#### [The task]
Using the listing below, give the number of lines where "heading" appears, and nothing else.

#### [Data to use]
-*-*-

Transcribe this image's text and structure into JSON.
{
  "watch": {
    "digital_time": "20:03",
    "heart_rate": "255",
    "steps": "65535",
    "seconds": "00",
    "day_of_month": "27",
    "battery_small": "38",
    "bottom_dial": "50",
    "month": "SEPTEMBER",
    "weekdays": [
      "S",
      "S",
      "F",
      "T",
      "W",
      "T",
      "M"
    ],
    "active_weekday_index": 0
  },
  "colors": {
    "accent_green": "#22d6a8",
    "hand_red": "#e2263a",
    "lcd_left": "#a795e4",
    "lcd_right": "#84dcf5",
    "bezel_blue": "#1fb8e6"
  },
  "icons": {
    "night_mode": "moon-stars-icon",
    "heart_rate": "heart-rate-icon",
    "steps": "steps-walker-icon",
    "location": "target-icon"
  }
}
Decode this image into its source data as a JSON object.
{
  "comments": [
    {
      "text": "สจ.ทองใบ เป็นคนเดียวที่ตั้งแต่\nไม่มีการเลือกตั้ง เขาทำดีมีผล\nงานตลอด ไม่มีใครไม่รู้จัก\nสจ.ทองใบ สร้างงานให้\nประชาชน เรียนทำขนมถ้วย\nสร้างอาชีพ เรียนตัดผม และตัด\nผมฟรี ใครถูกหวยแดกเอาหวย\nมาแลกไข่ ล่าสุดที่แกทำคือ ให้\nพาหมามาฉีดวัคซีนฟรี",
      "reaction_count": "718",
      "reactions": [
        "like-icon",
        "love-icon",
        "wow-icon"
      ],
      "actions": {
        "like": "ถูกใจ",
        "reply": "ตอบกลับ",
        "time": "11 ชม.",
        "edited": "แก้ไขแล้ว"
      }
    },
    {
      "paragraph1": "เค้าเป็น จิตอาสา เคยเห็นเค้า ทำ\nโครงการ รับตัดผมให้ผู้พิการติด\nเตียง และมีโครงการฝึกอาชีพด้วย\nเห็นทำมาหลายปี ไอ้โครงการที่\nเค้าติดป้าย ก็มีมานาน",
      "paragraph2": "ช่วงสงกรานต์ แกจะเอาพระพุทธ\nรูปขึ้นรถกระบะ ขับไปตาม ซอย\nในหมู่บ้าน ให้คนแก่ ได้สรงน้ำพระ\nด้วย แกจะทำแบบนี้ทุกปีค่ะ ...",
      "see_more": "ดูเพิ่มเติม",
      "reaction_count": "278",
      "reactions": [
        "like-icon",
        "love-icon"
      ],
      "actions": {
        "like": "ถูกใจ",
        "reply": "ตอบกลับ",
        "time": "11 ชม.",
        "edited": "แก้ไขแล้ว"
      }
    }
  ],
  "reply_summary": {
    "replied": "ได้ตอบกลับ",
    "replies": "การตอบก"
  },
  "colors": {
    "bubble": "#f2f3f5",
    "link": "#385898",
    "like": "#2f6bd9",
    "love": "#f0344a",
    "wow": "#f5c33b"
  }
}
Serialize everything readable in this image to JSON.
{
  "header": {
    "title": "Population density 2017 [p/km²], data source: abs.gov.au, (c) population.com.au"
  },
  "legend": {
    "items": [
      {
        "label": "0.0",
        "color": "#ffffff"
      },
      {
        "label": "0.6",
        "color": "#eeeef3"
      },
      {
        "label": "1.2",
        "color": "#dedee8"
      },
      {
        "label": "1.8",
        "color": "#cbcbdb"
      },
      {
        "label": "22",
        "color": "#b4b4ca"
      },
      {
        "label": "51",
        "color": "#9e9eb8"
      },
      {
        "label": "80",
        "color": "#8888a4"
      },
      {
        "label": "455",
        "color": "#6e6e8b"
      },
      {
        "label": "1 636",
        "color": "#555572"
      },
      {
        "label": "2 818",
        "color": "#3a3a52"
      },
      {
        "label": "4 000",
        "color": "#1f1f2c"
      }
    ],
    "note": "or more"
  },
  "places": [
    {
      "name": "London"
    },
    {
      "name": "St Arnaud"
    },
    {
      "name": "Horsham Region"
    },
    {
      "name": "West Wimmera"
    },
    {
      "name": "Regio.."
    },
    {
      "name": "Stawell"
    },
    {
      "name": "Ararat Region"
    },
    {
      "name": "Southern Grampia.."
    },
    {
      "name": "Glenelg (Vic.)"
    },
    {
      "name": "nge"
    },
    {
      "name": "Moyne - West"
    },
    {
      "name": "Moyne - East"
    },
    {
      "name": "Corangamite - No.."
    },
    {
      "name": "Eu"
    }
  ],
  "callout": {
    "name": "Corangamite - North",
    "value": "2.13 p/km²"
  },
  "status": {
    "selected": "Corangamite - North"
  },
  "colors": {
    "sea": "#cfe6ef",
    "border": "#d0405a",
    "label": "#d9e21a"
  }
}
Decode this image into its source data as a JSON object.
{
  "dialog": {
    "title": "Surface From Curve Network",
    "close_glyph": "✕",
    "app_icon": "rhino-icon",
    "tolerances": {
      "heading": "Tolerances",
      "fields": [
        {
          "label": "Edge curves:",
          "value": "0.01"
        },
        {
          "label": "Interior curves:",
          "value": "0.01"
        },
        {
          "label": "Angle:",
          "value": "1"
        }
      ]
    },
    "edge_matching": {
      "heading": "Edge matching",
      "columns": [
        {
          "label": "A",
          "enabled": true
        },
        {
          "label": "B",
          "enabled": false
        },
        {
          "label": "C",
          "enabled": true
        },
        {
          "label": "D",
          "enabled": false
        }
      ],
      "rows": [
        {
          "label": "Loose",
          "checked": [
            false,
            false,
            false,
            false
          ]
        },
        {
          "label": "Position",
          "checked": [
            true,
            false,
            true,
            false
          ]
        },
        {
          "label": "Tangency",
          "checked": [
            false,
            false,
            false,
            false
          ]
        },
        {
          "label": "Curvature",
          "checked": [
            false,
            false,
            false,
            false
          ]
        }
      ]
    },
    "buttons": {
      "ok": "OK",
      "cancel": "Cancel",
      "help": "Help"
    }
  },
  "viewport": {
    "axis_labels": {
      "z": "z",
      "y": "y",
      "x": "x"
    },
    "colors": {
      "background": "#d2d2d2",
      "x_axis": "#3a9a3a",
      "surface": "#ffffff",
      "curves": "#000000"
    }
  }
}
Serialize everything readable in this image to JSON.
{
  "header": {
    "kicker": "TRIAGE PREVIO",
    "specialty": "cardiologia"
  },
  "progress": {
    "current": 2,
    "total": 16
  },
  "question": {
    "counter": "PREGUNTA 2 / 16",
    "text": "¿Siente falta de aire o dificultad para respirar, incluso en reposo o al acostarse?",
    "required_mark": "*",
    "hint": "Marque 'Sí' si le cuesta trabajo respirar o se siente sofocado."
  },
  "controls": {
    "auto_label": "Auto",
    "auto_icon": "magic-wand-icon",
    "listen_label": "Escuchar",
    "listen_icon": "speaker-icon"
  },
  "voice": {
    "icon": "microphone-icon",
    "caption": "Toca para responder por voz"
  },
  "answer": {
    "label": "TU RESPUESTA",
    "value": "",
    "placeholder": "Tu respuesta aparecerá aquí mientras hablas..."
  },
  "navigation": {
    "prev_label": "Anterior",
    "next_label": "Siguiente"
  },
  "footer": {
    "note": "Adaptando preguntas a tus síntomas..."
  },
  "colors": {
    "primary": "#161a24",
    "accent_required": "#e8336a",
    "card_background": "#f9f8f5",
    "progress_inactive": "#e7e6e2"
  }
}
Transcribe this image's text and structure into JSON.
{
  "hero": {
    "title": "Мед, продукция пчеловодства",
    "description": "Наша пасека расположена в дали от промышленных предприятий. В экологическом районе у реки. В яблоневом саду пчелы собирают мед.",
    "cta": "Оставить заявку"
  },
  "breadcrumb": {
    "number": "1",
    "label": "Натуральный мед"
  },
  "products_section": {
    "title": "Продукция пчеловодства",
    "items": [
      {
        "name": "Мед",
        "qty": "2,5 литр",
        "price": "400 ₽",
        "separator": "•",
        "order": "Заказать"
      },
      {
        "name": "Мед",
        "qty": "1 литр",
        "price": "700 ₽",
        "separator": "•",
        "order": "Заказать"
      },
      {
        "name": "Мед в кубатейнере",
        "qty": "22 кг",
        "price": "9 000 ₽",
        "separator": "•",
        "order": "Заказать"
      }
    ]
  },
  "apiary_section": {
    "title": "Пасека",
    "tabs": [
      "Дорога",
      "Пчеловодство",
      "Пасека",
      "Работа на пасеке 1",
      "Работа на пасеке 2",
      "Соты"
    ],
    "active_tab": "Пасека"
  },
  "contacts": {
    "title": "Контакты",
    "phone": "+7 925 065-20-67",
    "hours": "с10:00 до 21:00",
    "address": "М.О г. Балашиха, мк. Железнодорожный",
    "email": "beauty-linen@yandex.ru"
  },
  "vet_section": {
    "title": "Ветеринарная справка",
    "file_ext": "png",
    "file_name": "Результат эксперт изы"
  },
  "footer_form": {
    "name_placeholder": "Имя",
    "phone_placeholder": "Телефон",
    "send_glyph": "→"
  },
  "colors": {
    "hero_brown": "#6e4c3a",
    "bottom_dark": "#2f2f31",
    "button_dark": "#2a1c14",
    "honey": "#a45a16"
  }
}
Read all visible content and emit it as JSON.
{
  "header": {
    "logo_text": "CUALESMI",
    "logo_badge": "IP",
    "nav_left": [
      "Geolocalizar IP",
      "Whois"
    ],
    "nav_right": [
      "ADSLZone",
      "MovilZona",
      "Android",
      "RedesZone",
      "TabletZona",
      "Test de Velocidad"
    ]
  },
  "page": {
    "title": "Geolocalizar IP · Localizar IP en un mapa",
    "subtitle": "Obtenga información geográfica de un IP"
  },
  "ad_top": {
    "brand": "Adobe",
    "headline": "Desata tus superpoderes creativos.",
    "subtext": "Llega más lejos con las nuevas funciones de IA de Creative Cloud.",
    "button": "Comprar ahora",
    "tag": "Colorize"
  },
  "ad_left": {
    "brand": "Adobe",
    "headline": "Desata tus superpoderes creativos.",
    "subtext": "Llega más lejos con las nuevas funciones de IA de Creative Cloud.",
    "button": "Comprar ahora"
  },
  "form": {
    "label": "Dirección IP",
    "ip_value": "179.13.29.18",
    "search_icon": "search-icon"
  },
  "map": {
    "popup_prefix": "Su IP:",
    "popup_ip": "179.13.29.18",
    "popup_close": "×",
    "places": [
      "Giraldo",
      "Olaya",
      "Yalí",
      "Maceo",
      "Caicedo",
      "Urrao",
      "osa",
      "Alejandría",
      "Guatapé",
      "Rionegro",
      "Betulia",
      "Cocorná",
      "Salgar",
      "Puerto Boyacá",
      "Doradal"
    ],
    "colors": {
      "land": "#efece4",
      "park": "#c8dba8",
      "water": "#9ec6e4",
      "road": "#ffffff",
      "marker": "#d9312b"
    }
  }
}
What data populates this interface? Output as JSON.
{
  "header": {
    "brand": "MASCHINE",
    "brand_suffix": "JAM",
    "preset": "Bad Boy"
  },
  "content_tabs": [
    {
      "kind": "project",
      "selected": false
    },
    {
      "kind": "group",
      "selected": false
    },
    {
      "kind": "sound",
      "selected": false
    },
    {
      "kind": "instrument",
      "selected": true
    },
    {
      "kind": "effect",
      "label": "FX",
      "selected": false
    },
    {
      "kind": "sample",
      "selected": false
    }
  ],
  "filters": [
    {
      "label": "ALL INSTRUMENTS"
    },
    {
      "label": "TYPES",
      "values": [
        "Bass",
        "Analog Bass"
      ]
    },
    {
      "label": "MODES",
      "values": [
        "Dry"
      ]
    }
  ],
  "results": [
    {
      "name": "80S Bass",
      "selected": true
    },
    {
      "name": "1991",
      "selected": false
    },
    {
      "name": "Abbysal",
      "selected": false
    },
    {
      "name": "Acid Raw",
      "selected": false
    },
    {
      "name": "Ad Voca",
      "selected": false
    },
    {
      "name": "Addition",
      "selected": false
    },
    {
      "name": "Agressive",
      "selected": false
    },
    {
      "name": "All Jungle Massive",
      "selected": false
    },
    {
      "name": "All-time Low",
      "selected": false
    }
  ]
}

-*-*-

#### [Problem solution]
2